## TASK BRIEF
Look below and pull out each line with the word "true".

## DATA PROVIDED

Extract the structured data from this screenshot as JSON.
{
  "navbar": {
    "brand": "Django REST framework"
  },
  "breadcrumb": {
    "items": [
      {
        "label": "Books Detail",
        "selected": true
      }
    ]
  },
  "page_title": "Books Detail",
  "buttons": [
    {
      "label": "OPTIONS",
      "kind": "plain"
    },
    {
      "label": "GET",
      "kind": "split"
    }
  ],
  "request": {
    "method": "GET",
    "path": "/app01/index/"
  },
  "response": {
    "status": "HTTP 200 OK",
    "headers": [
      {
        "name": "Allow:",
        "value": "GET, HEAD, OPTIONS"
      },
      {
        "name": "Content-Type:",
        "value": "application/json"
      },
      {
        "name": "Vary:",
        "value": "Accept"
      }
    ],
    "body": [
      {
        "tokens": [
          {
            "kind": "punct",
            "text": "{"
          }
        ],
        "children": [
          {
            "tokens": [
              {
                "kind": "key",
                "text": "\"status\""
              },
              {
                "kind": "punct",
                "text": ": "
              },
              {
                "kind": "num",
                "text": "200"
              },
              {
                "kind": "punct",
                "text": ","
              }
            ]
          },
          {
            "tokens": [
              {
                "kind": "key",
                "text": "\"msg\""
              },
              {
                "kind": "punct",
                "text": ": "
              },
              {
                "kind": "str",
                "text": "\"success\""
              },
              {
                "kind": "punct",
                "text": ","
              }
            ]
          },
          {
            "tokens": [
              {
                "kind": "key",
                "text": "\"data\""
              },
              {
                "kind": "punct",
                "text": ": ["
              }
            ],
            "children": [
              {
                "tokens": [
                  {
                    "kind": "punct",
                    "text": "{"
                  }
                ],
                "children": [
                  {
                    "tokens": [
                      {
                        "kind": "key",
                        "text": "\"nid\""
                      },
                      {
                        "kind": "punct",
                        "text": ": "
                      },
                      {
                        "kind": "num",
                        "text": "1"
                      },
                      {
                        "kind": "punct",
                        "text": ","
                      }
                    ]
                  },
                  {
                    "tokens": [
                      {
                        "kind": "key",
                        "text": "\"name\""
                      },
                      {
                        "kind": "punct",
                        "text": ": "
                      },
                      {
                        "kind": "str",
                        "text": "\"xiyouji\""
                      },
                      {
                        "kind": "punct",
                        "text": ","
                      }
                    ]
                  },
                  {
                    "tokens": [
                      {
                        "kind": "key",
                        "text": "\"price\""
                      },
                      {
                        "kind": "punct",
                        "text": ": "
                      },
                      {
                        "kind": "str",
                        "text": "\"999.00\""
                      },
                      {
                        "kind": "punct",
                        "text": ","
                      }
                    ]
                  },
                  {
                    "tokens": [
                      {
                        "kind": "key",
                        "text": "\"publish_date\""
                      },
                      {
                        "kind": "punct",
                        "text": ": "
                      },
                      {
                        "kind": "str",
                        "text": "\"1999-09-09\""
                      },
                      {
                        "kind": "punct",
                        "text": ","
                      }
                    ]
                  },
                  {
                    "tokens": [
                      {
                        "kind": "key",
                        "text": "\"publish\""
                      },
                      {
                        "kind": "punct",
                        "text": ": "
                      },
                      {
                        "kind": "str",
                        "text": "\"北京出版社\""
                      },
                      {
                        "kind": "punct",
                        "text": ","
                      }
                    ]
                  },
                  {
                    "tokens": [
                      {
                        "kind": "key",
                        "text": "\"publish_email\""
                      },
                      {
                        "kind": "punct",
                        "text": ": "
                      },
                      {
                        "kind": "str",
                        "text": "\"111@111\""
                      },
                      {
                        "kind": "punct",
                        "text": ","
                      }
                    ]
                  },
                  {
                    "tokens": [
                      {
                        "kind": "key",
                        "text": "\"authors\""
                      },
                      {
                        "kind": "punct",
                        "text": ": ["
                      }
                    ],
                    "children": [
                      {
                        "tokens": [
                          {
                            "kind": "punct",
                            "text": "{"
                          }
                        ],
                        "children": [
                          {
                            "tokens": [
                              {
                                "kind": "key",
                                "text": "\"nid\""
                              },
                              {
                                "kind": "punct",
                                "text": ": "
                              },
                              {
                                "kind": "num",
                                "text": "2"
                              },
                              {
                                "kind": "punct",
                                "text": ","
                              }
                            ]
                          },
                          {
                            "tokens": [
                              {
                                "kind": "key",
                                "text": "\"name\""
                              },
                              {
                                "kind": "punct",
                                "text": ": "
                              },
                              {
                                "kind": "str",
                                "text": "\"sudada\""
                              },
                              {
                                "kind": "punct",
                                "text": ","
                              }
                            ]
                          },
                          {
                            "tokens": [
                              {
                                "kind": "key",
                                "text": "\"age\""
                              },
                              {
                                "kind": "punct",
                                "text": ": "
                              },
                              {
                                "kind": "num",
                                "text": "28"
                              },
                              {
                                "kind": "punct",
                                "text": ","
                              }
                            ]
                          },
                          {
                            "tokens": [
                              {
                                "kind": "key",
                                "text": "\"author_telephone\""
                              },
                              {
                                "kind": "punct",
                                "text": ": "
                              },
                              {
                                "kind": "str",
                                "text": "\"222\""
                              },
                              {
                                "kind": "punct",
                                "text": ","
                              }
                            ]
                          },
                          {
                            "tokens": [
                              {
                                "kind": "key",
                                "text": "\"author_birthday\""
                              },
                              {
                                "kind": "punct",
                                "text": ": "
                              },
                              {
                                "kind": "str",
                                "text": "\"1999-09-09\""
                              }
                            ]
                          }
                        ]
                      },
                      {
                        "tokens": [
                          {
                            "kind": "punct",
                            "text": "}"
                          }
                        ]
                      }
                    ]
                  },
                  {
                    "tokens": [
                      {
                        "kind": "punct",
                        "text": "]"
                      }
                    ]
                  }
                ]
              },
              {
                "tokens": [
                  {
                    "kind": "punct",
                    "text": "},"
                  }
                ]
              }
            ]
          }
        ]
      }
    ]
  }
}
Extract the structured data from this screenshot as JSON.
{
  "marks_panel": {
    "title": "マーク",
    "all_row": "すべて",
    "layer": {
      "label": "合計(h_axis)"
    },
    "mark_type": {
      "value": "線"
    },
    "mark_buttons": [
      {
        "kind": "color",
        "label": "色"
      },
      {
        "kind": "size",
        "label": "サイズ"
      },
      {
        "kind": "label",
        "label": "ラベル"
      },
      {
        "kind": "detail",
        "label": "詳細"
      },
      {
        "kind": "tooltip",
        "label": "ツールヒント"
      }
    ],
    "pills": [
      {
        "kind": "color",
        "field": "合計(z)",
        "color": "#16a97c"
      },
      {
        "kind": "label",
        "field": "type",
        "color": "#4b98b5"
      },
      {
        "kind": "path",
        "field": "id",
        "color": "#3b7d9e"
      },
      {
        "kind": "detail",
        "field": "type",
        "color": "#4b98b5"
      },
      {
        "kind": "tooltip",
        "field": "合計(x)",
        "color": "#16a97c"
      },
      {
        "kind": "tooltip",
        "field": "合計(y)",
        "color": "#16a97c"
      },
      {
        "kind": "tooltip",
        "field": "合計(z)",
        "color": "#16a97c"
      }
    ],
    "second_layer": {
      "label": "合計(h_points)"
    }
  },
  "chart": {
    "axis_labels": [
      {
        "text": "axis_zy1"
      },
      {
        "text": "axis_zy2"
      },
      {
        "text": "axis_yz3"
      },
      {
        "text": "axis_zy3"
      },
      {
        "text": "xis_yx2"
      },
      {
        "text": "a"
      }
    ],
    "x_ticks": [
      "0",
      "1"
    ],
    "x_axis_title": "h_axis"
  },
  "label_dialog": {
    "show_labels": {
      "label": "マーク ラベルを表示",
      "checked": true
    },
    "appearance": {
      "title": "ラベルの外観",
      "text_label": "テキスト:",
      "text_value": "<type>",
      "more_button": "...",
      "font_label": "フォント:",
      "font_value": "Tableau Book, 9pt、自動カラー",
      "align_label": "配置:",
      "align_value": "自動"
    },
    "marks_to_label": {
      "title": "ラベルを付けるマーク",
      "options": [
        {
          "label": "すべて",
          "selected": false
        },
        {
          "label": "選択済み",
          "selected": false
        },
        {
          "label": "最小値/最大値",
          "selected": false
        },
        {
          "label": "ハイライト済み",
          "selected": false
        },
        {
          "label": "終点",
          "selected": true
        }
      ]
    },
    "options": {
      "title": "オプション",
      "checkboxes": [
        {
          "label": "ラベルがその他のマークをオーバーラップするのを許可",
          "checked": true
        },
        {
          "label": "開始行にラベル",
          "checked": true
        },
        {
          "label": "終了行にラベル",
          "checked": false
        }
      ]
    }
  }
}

## TASK RESPONSE
        "selected": true
      "checked": true
          "selected": true
          "checked": true
          "checked": true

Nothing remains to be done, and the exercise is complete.